**Directions for this task:**
Rewrite the listing from its first line through the line containing "y-tick-label: 120% [71,12,127,37]", putting "scatter-point" wherever "data-point" appears and keeping everything else the same.
━━━━━━
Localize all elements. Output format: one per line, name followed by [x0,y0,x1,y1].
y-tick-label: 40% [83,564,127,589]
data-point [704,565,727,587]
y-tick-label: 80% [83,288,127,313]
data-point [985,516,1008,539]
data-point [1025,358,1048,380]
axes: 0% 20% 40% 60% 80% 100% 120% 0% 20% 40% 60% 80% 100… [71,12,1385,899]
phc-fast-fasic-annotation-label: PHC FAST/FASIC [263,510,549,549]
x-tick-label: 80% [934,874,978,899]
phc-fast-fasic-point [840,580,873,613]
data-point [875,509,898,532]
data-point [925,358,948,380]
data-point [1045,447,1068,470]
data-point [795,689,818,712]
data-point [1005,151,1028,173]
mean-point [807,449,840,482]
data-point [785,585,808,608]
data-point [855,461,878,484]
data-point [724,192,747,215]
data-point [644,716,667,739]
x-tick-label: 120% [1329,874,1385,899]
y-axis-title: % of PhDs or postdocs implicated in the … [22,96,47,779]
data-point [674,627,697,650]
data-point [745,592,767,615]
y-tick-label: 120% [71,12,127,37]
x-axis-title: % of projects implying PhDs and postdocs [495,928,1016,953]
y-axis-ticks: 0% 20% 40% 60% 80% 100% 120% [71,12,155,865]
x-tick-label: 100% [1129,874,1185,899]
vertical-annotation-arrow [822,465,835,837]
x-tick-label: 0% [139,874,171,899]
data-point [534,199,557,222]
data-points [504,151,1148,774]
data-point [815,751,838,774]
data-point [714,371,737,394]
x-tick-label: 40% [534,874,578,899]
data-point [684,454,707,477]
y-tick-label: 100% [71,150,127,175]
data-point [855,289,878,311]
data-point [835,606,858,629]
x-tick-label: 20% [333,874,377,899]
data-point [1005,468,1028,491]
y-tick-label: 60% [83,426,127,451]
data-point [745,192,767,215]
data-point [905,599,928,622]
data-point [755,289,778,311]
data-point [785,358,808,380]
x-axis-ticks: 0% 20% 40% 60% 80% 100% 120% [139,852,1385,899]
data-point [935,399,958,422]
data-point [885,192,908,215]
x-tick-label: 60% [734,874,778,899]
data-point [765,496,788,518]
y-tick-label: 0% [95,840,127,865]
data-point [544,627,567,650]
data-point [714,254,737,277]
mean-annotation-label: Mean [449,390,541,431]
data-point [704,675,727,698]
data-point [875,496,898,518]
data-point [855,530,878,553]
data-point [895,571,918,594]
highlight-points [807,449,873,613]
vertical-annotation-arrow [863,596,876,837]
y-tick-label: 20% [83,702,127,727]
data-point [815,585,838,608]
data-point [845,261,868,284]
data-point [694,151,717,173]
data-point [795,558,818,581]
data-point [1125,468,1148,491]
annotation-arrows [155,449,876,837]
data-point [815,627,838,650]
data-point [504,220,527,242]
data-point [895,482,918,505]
━━━━━━
**Complete output:**
Localize all elements. Output format: one per line, name followed by [x0,y0,x1,y1].
y-tick-label: 40% [83,564,127,589]
scatter-point [704,565,727,587]
y-tick-label: 80% [83,288,127,313]
scatter-point [985,516,1008,539]
scatter-point [1025,358,1048,380]
axes: 0% 20% 40% 60% 80% 100% 120% 0% 20% 40% 60% 80% 100… [71,12,1385,899]
phc-fast-fasic-annotation-label: PHC FAST/FASIC [263,510,549,549]
x-tick-label: 80% [934,874,978,899]
phc-fast-fasic-point [840,580,873,613]
scatter-point [875,509,898,532]
scatter-point [925,358,948,380]
scatter-point [1045,447,1068,470]
scatter-point [795,689,818,712]
scatter-point [1005,151,1028,173]
mean-point [807,449,840,482]
scatter-point [785,585,808,608]
scatter-point [855,461,878,484]
scatter-point [724,192,747,215]
scatter-point [644,716,667,739]
x-tick-label: 120% [1329,874,1385,899]
y-axis-title: % of PhDs or postdocs implicated in the … [22,96,47,779]
scatter-point [674,627,697,650]
scatter-point [745,592,767,615]
y-tick-label: 120% [71,12,127,37]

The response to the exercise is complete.